▶ _The request_
Wherever a line in the data below holds "我的保姆", copy that line.
------------------------------------------------------------------------
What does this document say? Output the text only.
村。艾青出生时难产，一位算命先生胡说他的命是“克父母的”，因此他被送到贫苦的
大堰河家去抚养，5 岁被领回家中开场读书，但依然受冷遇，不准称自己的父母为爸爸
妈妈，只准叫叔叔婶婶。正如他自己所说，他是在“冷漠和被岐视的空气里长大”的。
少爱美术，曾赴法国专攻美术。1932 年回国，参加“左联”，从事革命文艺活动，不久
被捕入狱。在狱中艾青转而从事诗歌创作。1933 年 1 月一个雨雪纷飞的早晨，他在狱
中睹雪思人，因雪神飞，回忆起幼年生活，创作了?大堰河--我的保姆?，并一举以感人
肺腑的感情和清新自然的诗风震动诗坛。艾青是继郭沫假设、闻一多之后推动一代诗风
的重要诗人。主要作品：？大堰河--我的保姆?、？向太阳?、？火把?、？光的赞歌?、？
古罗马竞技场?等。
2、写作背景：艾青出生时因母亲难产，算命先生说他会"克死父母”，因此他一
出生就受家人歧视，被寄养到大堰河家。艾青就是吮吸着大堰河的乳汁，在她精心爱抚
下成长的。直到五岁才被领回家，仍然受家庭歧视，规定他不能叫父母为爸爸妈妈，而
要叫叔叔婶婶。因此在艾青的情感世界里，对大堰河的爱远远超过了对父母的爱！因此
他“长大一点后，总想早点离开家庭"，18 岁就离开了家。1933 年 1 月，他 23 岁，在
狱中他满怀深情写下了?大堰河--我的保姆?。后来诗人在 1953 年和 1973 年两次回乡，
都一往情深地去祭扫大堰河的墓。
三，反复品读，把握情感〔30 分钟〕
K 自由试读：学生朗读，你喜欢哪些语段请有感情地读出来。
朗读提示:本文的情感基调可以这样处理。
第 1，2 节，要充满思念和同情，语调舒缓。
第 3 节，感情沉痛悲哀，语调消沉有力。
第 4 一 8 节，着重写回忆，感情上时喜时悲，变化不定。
------------------------------------------------------------------------
▶ _The solution_
中睹雪思人，因雪神飞，回忆起幼年生活，创作了?大堰河--我的保姆?，并一举以感人
的重要诗人。主要作品：？大堰河--我的保姆?、？向太阳?、？火把?、？光的赞歌?、？
狱中他满怀深情写下了?大堰河--我的保姆?。后来诗人在 1953 年和 1973 年两次回乡，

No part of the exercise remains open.